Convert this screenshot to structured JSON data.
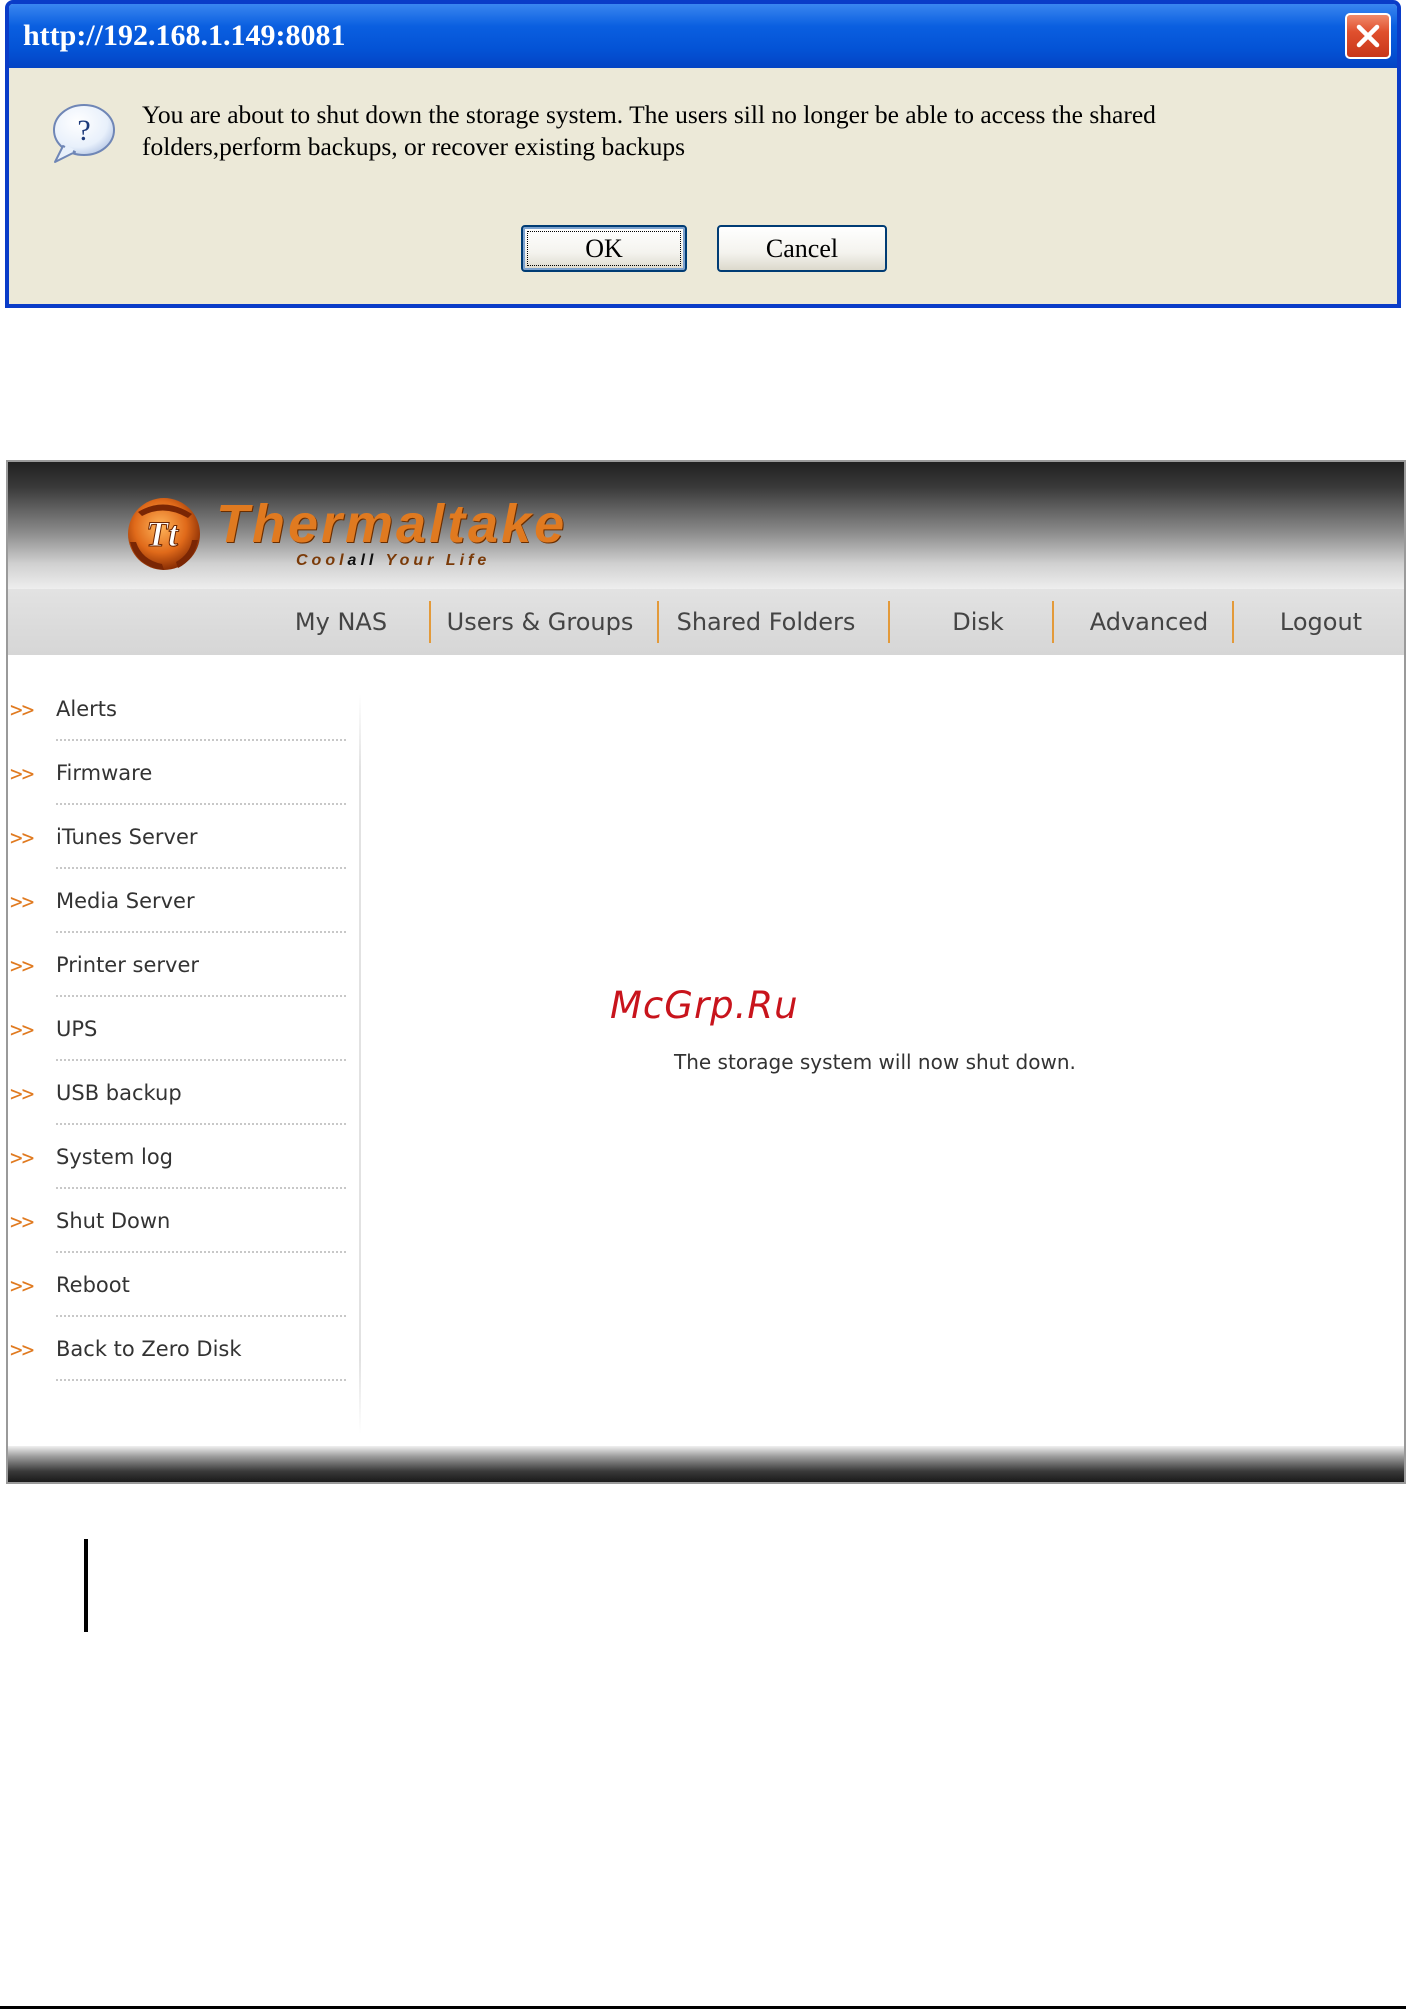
{
  "dialog": {
    "title": "http://192.168.1.149:8081",
    "message": "You are about to shut down the storage system. The users sill no longer be able to access the shared folders,perform backups, or recover existing backups",
    "ok_label": "OK",
    "cancel_label": "Cancel",
    "icon": "question-icon",
    "close_icon": "close-icon"
  },
  "nas": {
    "brand": {
      "name": "Thermaltake",
      "tagline_pre": "Cool",
      "tagline_hl": "all",
      "tagline_post": "Your Life",
      "logo_mark": "Tt"
    },
    "nav": [
      {
        "label": "My NAS"
      },
      {
        "label": "Users & Groups"
      },
      {
        "label": "Shared Folders"
      },
      {
        "label": "Disk"
      },
      {
        "label": "Advanced"
      },
      {
        "label": "Logout"
      }
    ],
    "sidebar": {
      "arrow": ">>",
      "items": [
        {
          "label": "Alerts"
        },
        {
          "label": "Firmware"
        },
        {
          "label": "iTunes Server"
        },
        {
          "label": "Media Server"
        },
        {
          "label": "Printer server"
        },
        {
          "label": "UPS"
        },
        {
          "label": "USB backup"
        },
        {
          "label": "System log"
        },
        {
          "label": "Shut Down"
        },
        {
          "label": "Reboot"
        },
        {
          "label": "Back to Zero Disk"
        }
      ]
    },
    "content": {
      "message": "The storage system will now shut down."
    },
    "watermark": "McGrp.Ru"
  },
  "colors": {
    "dialog_titlebar": "#0453d6",
    "dialog_body": "#ece9d8",
    "accent_orange": "#e07a20",
    "watermark_red": "#c8141c"
  }
}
___
- **DIRECTIONS**
Of the lines in the data above, how many contain the word "storage"? Give only that figure.

- **WRITTEN REPLY**
2